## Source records
== == ==

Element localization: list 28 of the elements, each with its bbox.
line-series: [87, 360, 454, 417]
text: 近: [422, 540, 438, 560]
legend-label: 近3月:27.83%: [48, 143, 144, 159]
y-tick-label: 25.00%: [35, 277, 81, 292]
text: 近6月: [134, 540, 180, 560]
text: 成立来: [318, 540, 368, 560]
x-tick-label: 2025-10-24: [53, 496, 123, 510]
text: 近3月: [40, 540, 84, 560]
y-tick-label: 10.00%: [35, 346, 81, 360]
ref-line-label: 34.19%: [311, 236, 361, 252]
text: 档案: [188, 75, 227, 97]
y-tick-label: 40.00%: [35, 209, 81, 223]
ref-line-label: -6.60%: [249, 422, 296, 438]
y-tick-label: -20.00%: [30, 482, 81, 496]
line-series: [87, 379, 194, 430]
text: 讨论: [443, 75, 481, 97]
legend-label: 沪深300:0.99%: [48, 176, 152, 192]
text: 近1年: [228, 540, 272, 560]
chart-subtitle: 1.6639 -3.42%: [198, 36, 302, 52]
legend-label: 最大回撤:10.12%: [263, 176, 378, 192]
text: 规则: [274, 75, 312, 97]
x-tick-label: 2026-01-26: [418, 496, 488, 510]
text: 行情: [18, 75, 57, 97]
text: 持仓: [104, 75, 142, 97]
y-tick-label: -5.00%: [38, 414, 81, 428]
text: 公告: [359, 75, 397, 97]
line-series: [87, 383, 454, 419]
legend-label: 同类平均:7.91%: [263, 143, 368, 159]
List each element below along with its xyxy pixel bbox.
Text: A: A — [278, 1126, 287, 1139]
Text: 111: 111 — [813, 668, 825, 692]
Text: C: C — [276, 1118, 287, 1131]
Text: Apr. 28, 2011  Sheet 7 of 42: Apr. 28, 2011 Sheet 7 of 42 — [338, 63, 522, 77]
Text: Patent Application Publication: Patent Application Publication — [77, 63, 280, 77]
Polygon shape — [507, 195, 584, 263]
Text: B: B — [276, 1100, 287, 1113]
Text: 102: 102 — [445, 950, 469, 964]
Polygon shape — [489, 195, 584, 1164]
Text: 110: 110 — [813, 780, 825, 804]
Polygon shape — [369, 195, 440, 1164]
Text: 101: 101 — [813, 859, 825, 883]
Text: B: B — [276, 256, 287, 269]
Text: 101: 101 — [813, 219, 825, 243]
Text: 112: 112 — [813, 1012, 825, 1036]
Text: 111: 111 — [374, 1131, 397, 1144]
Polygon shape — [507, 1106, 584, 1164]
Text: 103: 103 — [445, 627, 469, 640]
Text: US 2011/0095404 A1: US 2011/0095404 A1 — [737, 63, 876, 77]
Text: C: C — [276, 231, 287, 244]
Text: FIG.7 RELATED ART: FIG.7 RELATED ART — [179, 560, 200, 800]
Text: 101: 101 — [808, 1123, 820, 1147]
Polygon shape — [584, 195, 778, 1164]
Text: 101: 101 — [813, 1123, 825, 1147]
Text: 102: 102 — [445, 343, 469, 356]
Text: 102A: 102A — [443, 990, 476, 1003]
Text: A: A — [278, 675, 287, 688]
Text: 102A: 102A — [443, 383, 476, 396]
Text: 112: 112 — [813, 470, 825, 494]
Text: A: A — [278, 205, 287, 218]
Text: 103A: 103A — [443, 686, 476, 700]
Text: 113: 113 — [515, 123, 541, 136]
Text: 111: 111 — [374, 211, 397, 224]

== == ==

Print every line of the source records above, unchanged and in the same order.

## Result of the exercise
Element localization: list 28 of the elements, each with its bbox.
line-series: [87, 360, 454, 417]
text: 近: [422, 540, 438, 560]
legend-label: 近3月:27.83%: [48, 143, 144, 159]
y-tick-label: 25.00%: [35, 277, 81, 292]
text: 近6月: [134, 540, 180, 560]
text: 成立来: [318, 540, 368, 560]
x-tick-label: 2025-10-24: [53, 496, 123, 510]
text: 近3月: [40, 540, 84, 560]
y-tick-label: 10.00%: [35, 346, 81, 360]
ref-line-label: 34.19%: [311, 236, 361, 252]
text: 档案: [188, 75, 227, 97]
y-tick-label: 40.00%: [35, 209, 81, 223]
ref-line-label: -6.60%: [249, 422, 296, 438]
y-tick-label: -20.00%: [30, 482, 81, 496]
line-series: [87, 379, 194, 430]
text: 讨论: [443, 75, 481, 97]
legend-label: 沪深300:0.99%: [48, 176, 152, 192]
text: 近1年: [228, 540, 272, 560]
chart-subtitle: 1.6639 -3.42%: [198, 36, 302, 52]
legend-label: 最大回撤:10.12%: [263, 176, 378, 192]
text: 规则: [274, 75, 312, 97]
x-tick-label: 2026-01-26: [418, 496, 488, 510]
text: 行情: [18, 75, 57, 97]
text: 持仓: [104, 75, 142, 97]
y-tick-label: -5.00%: [38, 414, 81, 428]
text: 公告: [359, 75, 397, 97]
line-series: [87, 383, 454, 419]
legend-label: 同类平均:7.91%: [263, 143, 368, 159]
List each element below along with its xyxy pixel bbox.
Text: A: A — [278, 1126, 287, 1139]
Text: 111: 111 — [813, 668, 825, 692]
Text: C: C — [276, 1118, 287, 1131]
Text: Apr. 28, 2011  Sheet 7 of 42: Apr. 28, 2011 Sheet 7 of 42 — [338, 63, 522, 77]
Text: Patent Application Publication: Patent Application Publication — [77, 63, 280, 77]
Polygon shape — [507, 195, 584, 263]
Text: B: B — [276, 1100, 287, 1113]
Text: 102: 102 — [445, 950, 469, 964]
Polygon shape — [489, 195, 584, 1164]
Text: 110: 110 — [813, 780, 825, 804]
Polygon shape — [369, 195, 440, 1164]
Text: 101: 101 — [813, 859, 825, 883]
Text: B: B — [276, 256, 287, 269]
Text: 101: 101 — [813, 219, 825, 243]
Text: 112: 112 — [813, 1012, 825, 1036]
Text: 111: 111 — [374, 1131, 397, 1144]
Polygon shape — [507, 1106, 584, 1164]
Text: 103: 103 — [445, 627, 469, 640]
Text: US 2011/0095404 A1: US 2011/0095404 A1 — [737, 63, 876, 77]
Text: C: C — [276, 231, 287, 244]
Text: FIG.7 RELATED ART: FIG.7 RELATED ART — [179, 560, 200, 800]
Text: 101: 101 — [808, 1123, 820, 1147]
Polygon shape — [584, 195, 778, 1164]
Text: 101: 101 — [813, 1123, 825, 1147]
Text: 102: 102 — [445, 343, 469, 356]
Text: 102A: 102A — [443, 990, 476, 1003]
Text: A: A — [278, 675, 287, 688]
Text: 102A: 102A — [443, 383, 476, 396]
Text: 112: 112 — [813, 470, 825, 494]
Text: A: A — [278, 205, 287, 218]
Text: 103A: 103A — [443, 686, 476, 700]
Text: 113: 113 — [515, 123, 541, 136]
Text: 111: 111 — [374, 211, 397, 224]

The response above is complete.